▸ Task list
A) Can you duplicate, word for word, the part of the forum post on enzymes in flour from "just to let" up to and including "the same thing."?
B) Can you write the next part of the forum post on enzymes in flour, beginning right after its final sentence?

Exercise text START

Continuing to bake happy!
OldWoodenSpoon

ananda's picture
ananda

Hi OldWoodenSpoon,

just to let you know that I have been on the receiving end of this problem when working for a very well-known supermarket chain here in the UK, as a baker.   It really is not a nice place to be at all!

Low diastatic and non-diastatic are not the same thing.

Obviously I can only pass on my experience of enzymatic treatment of flour which applies in the UK [and EU].   The rules may very well be different in the US.   However, over here, millers adjust the amylase content in the flour by adding fungal alpha amylase to create a balance to the flour which yields the predicted and preferred falling number in the Hagberg tests for specific flour types.   As I think you have come to realise, millers are not obliged to declare the enzymes which have been added to the flour as they are classed as "processing aids".   This means they are supposedly all used up in the dough manufacturing process and apparently no traces remain in the final baked product.   You can draw your own conclusions about this, but I personally am sceptical about the truth of the claim, and just wish our food manufactuers would be a bit more honest and open about what really does get added to our food.

Exercise text END
Provided data START

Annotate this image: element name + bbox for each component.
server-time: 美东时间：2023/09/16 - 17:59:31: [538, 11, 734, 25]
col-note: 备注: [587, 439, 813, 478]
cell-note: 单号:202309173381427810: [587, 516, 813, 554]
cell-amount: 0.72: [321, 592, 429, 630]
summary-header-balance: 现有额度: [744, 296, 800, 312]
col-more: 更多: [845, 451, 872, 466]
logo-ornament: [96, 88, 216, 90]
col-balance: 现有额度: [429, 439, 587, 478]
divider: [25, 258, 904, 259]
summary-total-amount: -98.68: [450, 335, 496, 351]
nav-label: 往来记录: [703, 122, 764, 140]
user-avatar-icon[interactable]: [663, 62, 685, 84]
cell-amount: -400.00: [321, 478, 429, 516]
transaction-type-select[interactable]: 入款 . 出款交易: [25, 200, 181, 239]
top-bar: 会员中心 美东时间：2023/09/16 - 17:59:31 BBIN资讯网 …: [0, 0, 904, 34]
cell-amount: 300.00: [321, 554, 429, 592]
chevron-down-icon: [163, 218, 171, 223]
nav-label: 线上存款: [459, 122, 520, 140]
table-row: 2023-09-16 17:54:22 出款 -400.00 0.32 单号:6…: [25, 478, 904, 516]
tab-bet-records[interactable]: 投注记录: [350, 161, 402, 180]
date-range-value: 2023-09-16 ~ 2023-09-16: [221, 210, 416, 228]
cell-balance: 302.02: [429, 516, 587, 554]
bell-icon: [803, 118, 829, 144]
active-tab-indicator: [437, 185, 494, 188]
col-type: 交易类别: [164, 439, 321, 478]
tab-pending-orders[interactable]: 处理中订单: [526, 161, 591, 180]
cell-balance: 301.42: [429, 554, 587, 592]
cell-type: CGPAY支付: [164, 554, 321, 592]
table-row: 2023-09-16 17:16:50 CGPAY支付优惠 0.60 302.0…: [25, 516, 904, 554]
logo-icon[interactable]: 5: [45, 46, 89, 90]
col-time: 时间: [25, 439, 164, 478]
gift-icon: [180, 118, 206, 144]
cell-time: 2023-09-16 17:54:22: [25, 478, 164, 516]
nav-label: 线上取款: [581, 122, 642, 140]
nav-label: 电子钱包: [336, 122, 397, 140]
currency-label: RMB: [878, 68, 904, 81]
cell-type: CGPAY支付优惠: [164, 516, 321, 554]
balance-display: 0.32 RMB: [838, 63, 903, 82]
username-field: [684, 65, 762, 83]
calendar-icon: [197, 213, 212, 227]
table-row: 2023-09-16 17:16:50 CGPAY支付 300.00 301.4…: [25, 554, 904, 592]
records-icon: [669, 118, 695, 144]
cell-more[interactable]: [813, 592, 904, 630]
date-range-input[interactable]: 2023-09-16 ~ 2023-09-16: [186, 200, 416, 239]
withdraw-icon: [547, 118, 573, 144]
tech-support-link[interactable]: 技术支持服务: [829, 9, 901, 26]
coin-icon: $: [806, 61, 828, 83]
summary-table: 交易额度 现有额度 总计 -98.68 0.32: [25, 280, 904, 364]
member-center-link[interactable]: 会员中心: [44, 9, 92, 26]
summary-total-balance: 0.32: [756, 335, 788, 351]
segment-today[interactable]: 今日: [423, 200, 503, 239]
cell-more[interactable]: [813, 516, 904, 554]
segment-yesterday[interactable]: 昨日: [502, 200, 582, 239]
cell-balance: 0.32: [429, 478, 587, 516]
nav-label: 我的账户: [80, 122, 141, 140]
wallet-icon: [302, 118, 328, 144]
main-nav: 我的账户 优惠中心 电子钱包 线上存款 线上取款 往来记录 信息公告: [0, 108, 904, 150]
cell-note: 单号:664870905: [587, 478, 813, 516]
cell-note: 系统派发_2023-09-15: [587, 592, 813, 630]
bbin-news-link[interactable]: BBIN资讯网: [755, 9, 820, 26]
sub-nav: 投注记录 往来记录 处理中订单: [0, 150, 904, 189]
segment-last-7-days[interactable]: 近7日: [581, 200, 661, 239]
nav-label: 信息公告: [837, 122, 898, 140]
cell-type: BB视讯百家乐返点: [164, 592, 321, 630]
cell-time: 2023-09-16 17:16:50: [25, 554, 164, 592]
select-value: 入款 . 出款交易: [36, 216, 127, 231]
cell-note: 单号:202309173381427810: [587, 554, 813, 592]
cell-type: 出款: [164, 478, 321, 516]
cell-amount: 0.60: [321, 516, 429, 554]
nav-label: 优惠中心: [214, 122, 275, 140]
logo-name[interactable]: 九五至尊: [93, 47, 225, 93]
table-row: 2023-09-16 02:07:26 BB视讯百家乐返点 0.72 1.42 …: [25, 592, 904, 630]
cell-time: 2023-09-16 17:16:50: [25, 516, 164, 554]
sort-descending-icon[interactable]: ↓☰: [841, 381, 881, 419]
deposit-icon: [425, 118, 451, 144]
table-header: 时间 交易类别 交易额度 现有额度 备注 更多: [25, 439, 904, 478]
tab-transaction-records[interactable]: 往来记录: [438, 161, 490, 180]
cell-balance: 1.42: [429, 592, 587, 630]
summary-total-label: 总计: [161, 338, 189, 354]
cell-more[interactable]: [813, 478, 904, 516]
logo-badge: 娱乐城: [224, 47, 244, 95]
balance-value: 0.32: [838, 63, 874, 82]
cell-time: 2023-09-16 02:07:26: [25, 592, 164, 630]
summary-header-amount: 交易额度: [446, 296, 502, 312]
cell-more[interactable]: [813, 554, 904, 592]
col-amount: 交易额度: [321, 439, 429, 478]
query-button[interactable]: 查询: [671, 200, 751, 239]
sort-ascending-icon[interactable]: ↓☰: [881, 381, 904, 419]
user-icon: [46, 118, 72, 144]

Provided data END

▸ Expected results
A)
just to let you know that I have been on the receiving end of this problem when working for a very well-known supermarket chain here in the UK, as a baker.   It really is not a nice place to be at all!

Low diastatic and non-diastatic are not the same thing.

B)
If it's of any further help to you, I think Mini will be right, and that the degree of spring you are experiencing and the speed of manufacturing process are key here.   Shaping matters are but side issues.   Also, and I speak as a Brit who knows Plain Flour for cakes and pastry, and Strong Flour for bread, I don't really see AP as being the panacea to cure all ills.   It may help, but if the dough is enriched, you need decent flour in the formula!   I know fat and sugar and egg have improving qualities, but I've never been convinced that this allows for use of inferior flour type.   Now if we are talking about the infamous UK Chorleywood Bread Process, and the use of lots of additives, lean process, intensive mixing and a resulting tasteless fluff, that is a different matter.   Clearly the formula you are using is at least proper bread; indeed it should be rather fine.

I wish you success in reaching your goals

Andy

OldWoodenSpoon's picture
OldWoodenSpoon

Very helpful Andy, and I appreciate that you took time to look back in on this.  I repeat myself to say I do not envy you opening an oven to find this (or any other) problem confronting you.  What a nightmare that must be (must have been).

Thanks for the clarification on the malts.  I will order some bona fide non-diastatic malt promptly.  In the mean time I will leave it out entirely, and thereby eliminate the variables of amylase enzymatic treatments, and any negative effects of using the wrong malt in the first place.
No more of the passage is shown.